Copy out the data exactly, leaving the pictures behind.

* begin RECORDS SHOWN *

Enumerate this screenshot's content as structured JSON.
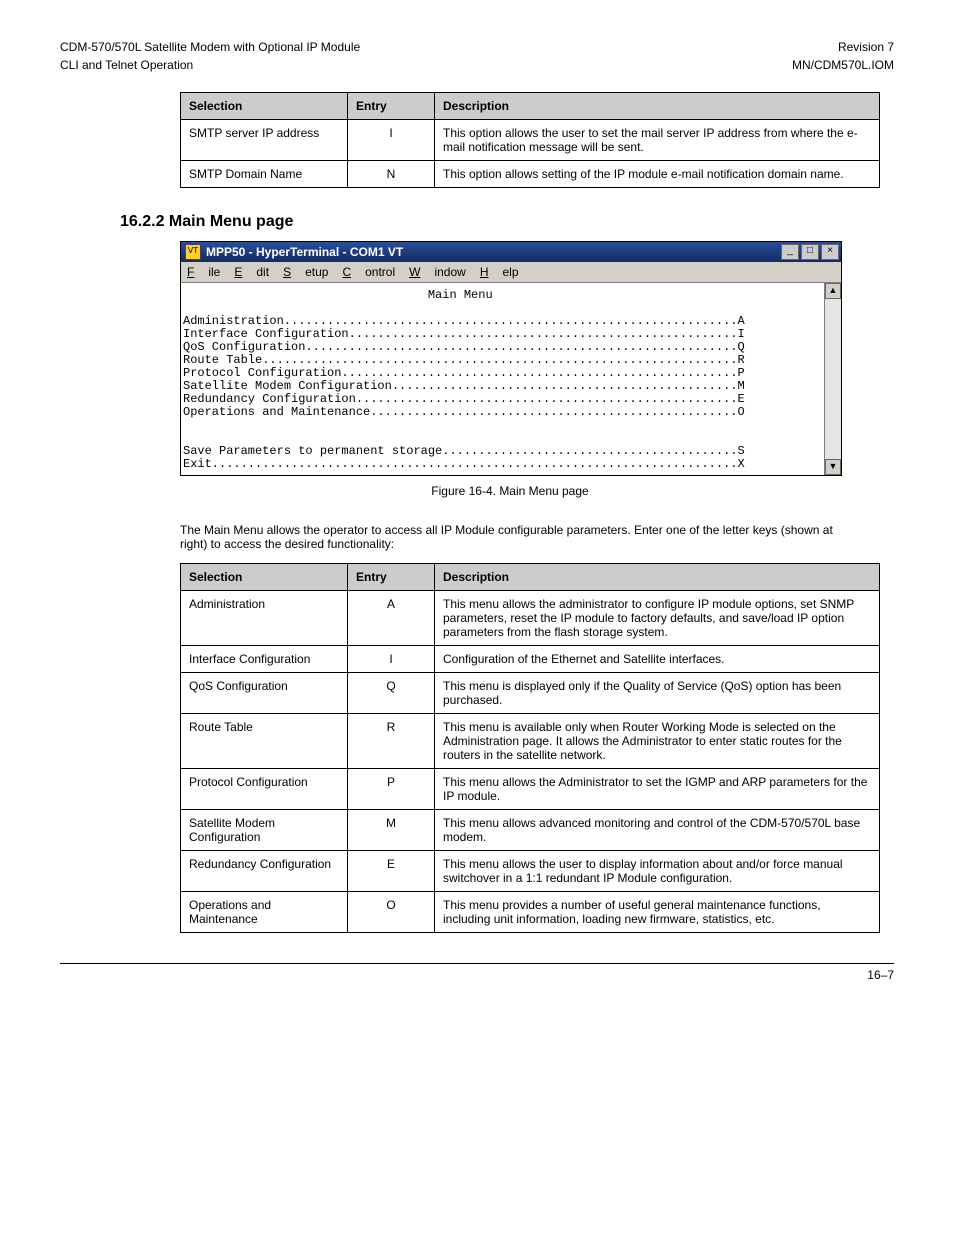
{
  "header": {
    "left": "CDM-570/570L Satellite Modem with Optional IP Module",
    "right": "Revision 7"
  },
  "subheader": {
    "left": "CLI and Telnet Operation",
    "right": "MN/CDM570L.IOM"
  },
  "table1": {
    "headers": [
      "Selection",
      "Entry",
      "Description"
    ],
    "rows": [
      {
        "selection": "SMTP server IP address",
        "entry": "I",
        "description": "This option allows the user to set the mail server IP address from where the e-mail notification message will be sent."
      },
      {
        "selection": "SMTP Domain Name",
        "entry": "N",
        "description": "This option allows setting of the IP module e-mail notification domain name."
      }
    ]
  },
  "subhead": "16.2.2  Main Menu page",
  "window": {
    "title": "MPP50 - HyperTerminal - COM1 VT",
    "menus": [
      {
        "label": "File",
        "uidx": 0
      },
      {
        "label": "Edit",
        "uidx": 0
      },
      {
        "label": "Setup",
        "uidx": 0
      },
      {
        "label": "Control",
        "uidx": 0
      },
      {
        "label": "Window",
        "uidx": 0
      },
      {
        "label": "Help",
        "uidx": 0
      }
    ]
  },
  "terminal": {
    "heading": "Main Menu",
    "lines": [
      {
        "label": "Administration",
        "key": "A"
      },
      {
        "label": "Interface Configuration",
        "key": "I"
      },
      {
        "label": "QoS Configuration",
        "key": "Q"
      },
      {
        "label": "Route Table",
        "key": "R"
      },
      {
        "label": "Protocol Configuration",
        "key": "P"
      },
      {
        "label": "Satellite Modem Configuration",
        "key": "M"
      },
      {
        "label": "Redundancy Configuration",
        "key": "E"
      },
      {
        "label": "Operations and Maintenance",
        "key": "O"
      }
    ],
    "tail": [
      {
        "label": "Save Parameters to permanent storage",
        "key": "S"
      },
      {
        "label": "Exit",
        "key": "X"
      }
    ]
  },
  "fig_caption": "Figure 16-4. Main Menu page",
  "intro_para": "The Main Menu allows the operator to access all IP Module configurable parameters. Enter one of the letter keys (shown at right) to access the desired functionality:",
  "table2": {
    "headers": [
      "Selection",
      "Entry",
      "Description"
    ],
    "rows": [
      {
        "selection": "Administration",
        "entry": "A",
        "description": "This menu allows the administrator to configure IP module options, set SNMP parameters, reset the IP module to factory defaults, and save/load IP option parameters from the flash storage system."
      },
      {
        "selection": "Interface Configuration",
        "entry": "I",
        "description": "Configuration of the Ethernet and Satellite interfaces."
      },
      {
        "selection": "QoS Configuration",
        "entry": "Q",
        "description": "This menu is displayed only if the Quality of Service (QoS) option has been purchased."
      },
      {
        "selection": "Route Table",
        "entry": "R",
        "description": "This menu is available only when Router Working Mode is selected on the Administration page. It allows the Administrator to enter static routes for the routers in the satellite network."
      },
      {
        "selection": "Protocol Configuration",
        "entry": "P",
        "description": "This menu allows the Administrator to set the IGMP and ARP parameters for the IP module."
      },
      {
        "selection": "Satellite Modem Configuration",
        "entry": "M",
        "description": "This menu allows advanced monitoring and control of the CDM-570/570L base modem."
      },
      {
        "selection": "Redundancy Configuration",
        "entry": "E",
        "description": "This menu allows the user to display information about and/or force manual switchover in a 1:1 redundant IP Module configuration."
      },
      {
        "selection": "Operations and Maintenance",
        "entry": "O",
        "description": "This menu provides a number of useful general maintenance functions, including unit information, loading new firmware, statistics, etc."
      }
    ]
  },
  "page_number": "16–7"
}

* end RECORDS SHOWN *

- **THE ANSWER**
Enumerate this screenshot's content as structured JSON.
{
  "header": {
    "left": "CDM-570/570L Satellite Modem with Optional IP Module",
    "right": "Revision 7"
  },
  "subheader": {
    "left": "CLI and Telnet Operation",
    "right": "MN/CDM570L.IOM"
  },
  "table1": {
    "headers": [
      "Selection",
      "Entry",
      "Description"
    ],
    "rows": [
      {
        "selection": "SMTP server IP address",
        "entry": "I",
        "description": "This option allows the user to set the mail server IP address from where the e-mail notification message will be sent."
      },
      {
        "selection": "SMTP Domain Name",
        "entry": "N",
        "description": "This option allows setting of the IP module e-mail notification domain name."
      }
    ]
  },
  "subhead": "16.2.2  Main Menu page",
  "window": {
    "title": "MPP50 - HyperTerminal - COM1 VT",
    "menus": [
      {
        "label": "File",
        "uidx": 0
      },
      {
        "label": "Edit",
        "uidx": 0
      },
      {
        "label": "Setup",
        "uidx": 0
      },
      {
        "label": "Control",
        "uidx": 0
      },
      {
        "label": "Window",
        "uidx": 0
      },
      {
        "label": "Help",
        "uidx": 0
      }
    ]
  },
  "terminal": {
    "heading": "Main Menu",
    "lines": [
      {
        "label": "Administration",
        "key": "A"
      },
      {
        "label": "Interface Configuration",
        "key": "I"
      },
      {
        "label": "QoS Configuration",
        "key": "Q"
      },
      {
        "label": "Route Table",
        "key": "R"
      },
      {
        "label": "Protocol Configuration",
        "key": "P"
      },
      {
        "label": "Satellite Modem Configuration",
        "key": "M"
      },
      {
        "label": "Redundancy Configuration",
        "key": "E"
      },
      {
        "label": "Operations and Maintenance",
        "key": "O"
      }
    ],
    "tail": [
      {
        "label": "Save Parameters to permanent storage",
        "key": "S"
      },
      {
        "label": "Exit",
        "key": "X"
      }
    ]
  },
  "fig_caption": "Figure 16-4. Main Menu page",
  "intro_para": "The Main Menu allows the operator to access all IP Module configurable parameters. Enter one of the letter keys (shown at right) to access the desired functionality:",
  "table2": {
    "headers": [
      "Selection",
      "Entry",
      "Description"
    ],
    "rows": [
      {
        "selection": "Administration",
        "entry": "A",
        "description": "This menu allows the administrator to configure IP module options, set SNMP parameters, reset the IP module to factory defaults, and save/load IP option parameters from the flash storage system."
      },
      {
        "selection": "Interface Configuration",
        "entry": "I",
        "description": "Configuration of the Ethernet and Satellite interfaces."
      },
      {
        "selection": "QoS Configuration",
        "entry": "Q",
        "description": "This menu is displayed only if the Quality of Service (QoS) option has been purchased."
      },
      {
        "selection": "Route Table",
        "entry": "R",
        "description": "This menu is available only when Router Working Mode is selected on the Administration page. It allows the Administrator to enter static routes for the routers in the satellite network."
      },
      {
        "selection": "Protocol Configuration",
        "entry": "P",
        "description": "This menu allows the Administrator to set the IGMP and ARP parameters for the IP module."
      },
      {
        "selection": "Satellite Modem Configuration",
        "entry": "M",
        "description": "This menu allows advanced monitoring and control of the CDM-570/570L base modem."
      },
      {
        "selection": "Redundancy Configuration",
        "entry": "E",
        "description": "This menu allows the user to display information about and/or force manual switchover in a 1:1 redundant IP Module configuration."
      },
      {
        "selection": "Operations and Maintenance",
        "entry": "O",
        "description": "This menu provides a number of useful general maintenance functions, including unit information, loading new firmware, statistics, etc."
      }
    ]
  },
  "page_number": "16–7"
}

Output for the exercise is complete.